» **WORK TASK 1**: In the BuckeyeThon passage, what year of study is Jim O'Brien in at the College of Medicine?
» **WORK TASK 2**: Write what comes next in the BuckeyeThon passage, starting after its last sentence.

» **PASSAGE**:
------------------------------------------------

In a way, he’s also fighting for that little boy who thought cancer meant death. When he was 7, a dental hygienist discovered a discolored spot in his month. Countless exams, scans and exploratory surgeries later, doctors at Ohio State and Nationwide finally diagnosed him with a rare form of cancer. He got lucky. Surgery took care of his cancer, and it never came back. There was no bad ending. He grew up and learned about BuckeyeThon through his older sister, and he joined as a freshman. By senior year, he was finishing his degree and volunteering full-time for the cause. It ran him through a roller coaster of emotion and took an extraordinary amount of dedication, but he couldn’t help but be involved. He saw what it meant to the volunteers – and he already knew what it meant to the children.
“We’re empowering an entire community to rally behind a cause,” he said. “And it empowers these kids to see that we are working to find a cure for them.”
THE MEDICAL STUDENT
Jim O’Brien had his reasons, and they were pretty good ones. He liked science. He wanted a comfortable life. But when he got involved with Ohio State’s student-driven fundraiser for kids with cancer, he felt his career decision take on a greater purpose.
“BuckeyeThon flipped a switch for me,” said O’Brien, now in his second year at the College of Medicine. “It’s given a whole new meaning to being a doctor.”

------------------------------------------------

Extracted data entries

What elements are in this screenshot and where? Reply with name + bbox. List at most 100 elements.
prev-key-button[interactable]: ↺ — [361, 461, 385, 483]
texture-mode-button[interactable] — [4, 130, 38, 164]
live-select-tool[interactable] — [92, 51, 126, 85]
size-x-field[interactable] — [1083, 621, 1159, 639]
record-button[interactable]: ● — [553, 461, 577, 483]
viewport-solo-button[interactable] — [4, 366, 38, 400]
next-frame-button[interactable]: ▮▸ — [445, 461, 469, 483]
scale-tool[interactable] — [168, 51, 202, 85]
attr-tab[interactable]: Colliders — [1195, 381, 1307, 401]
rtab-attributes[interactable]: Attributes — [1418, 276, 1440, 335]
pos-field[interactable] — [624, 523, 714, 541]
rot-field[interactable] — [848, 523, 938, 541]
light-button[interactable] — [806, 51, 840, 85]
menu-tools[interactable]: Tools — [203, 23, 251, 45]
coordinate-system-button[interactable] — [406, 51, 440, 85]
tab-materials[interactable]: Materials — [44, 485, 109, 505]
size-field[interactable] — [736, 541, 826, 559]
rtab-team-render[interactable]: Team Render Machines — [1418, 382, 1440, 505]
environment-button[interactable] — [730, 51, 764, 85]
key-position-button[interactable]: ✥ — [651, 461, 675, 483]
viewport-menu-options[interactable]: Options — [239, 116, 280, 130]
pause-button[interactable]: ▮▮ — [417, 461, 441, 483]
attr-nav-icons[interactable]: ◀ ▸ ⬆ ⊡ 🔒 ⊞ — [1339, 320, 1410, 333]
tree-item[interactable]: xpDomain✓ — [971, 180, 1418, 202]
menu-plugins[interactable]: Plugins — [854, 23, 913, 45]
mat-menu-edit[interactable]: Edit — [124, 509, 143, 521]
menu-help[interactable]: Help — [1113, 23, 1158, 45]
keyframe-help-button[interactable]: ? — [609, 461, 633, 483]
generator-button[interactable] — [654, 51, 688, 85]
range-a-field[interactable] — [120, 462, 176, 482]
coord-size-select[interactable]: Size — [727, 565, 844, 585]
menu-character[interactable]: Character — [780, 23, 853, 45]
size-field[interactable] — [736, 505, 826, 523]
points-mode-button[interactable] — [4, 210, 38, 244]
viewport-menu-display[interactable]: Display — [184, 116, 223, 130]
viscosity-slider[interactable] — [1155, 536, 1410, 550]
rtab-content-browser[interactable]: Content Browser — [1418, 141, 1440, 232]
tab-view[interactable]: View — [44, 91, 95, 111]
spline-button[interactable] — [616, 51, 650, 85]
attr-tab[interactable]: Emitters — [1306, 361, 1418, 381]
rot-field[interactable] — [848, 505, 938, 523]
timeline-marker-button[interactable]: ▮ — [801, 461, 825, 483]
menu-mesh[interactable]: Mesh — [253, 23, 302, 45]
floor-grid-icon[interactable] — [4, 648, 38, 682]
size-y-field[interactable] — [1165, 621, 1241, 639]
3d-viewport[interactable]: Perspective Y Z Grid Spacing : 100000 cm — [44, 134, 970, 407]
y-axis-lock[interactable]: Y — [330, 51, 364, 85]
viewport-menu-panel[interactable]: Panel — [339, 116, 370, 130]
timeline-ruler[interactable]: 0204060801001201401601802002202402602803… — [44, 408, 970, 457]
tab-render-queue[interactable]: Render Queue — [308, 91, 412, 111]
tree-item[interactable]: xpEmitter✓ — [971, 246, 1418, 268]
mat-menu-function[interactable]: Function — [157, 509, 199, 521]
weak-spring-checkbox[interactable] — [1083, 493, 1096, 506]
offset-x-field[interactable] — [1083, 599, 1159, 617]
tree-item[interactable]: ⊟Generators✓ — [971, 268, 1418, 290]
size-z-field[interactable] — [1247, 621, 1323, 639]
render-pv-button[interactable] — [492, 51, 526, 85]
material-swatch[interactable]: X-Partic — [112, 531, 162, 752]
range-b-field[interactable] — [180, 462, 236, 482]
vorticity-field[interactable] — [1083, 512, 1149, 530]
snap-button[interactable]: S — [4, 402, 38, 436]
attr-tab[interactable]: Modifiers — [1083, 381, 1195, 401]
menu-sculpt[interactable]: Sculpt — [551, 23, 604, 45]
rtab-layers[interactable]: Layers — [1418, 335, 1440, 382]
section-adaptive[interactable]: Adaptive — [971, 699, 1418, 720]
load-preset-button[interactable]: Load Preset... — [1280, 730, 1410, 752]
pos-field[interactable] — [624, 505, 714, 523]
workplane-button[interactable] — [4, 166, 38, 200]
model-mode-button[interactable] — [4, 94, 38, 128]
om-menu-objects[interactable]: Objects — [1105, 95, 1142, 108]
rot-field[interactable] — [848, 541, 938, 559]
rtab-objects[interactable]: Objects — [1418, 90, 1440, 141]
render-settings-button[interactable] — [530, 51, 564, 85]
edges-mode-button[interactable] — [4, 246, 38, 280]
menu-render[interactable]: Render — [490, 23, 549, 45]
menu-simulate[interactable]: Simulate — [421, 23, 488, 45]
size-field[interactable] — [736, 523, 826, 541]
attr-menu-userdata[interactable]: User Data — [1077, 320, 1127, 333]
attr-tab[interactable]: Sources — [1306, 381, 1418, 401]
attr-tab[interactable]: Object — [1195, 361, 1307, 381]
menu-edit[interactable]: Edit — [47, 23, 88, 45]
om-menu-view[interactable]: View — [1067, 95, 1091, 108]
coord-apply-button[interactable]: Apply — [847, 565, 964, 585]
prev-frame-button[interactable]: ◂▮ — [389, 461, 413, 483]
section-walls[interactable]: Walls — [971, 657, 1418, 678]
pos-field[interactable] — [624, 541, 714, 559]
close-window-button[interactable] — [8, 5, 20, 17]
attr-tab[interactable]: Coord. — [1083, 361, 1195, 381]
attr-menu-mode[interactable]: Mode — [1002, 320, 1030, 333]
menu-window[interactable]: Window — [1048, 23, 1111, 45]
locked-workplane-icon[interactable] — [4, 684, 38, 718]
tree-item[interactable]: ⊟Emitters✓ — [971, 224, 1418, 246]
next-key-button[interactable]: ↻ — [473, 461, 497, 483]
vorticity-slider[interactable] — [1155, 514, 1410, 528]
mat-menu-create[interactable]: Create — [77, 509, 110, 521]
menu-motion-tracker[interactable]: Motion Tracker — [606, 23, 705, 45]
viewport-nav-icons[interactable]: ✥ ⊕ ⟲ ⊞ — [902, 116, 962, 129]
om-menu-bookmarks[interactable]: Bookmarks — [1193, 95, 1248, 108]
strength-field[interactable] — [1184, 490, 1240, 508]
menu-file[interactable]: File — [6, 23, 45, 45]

------------------------------------------------

» **RESULT 1**: He is in his second year.

» **RESULT 2**:
O’Brien is a former president of BuckeyeThon, which raised a record $1.5 million in 2017 to support children at the Hematology/Oncology/Bone Marrow Transplant Department at Nationwide Children's Hospital. He knew about the fundraiser as a freshman, but he didn’t fully understand it until he was there as a sophomore in 2013, at the end of BuckeyeThon’s climactic overnight dance marathon, watching from a balcony as students below learned much money they had raised. The crowd chanted: “For the kids!”
“Looking out over the sea of people and knowing that they’re all with you and behind this movement and have worked so tirelessly for this cause -- it was really something special,” he said. “It was something that I wanted and needed to have more of.”
His work with BuckeyeThon in the years that followed taught him about determination and drive, about committing to something far bigger than himself. It showed him how a group of passionate people can make a difference. And it pushed him to find the deeper meaning in becoming a doctor.
“BuckeyeThon is one of those things that hits you at your core,” he said. “It really will ignite your life and what you choose to do with it.”
There’s something particularly inspiring about the dance marathon marking the conclusion of BuckeyeThon, Ohio State’s student-driven fundraiser for kids with cancer. Even the doctors leave feeling rejuvenated.
“When we go back to work on Monday morning, everyone is just pumped up and ready to go,” said Dr. Keri Streby, a pediatric oncologist at Nationwide Children’s Hospital and an assistant professor at Ohio State. “It brings a new energy into everyone in our division.”
And it brings even more to the hospital. BuckeyeThon funds the programs at Nationwide that help kids forget about their cancer for a while. Most of the money raised goes toward the hospital’s psychosocial services, which include art and music therapy, massage and – if the child is hospitalized long enough – help with school work.
“We try to do as much as we can to give them a normal kid life, but it’s very challenging at times,” Streby said. “And that’s where BuckeyeThon steps in and helps give them back their kid life.”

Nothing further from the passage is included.